Stated goal: Word for word, quote all of the material, omitting the pictures.

Dataset items:

====

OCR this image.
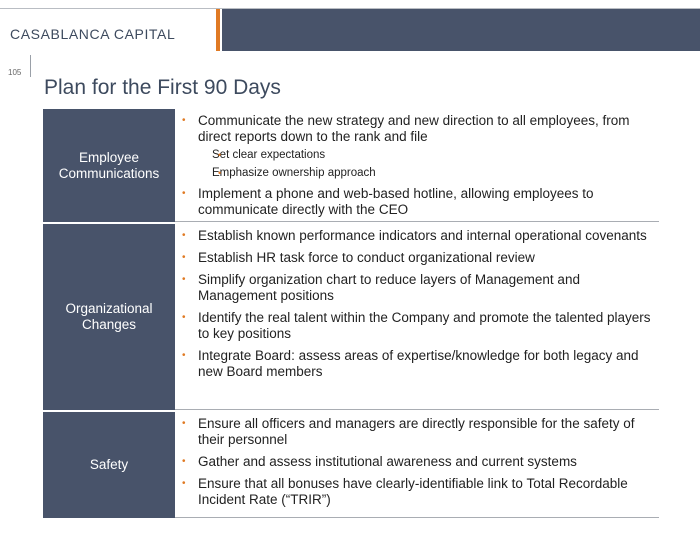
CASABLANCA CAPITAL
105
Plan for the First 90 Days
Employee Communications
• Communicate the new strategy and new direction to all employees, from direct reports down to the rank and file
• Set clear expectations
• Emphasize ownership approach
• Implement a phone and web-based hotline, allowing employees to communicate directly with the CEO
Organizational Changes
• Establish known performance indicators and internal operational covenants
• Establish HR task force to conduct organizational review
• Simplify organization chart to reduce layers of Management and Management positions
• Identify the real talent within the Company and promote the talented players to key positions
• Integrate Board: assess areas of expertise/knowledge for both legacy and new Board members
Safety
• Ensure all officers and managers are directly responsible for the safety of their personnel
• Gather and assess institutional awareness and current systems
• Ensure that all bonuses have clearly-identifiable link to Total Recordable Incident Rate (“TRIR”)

====

Solution for this exercise:
OCR this image.
CASABLANCA CAPITAL
105
Plan for the First 90 Days
Employee Communications
• Communicate the new strategy and new direction to all employees, from direct reports down to the rank and file
• Set clear expectations
• Emphasize ownership approach
• Implement a phone and web-based hotline, allowing employees to communicate directly with the CEO
Organizational Changes
• Establish known performance indicators and internal operational covenants
• Establish HR task force to conduct organizational review
• Simplify organization chart to reduce layers of Management and Management positions
• Identify the real talent within the Company and promote the talented players to key positions
• Integrate Board: assess areas of expertise/knowledge for both legacy and new Board members
Safety
• Ensure all officers and managers are directly responsible for the safety of their personnel
• Gather and assess institutional awareness and current systems
• Ensure that all bonuses have clearly-identifiable link to Total Recordable Incident Rate (“TRIR”)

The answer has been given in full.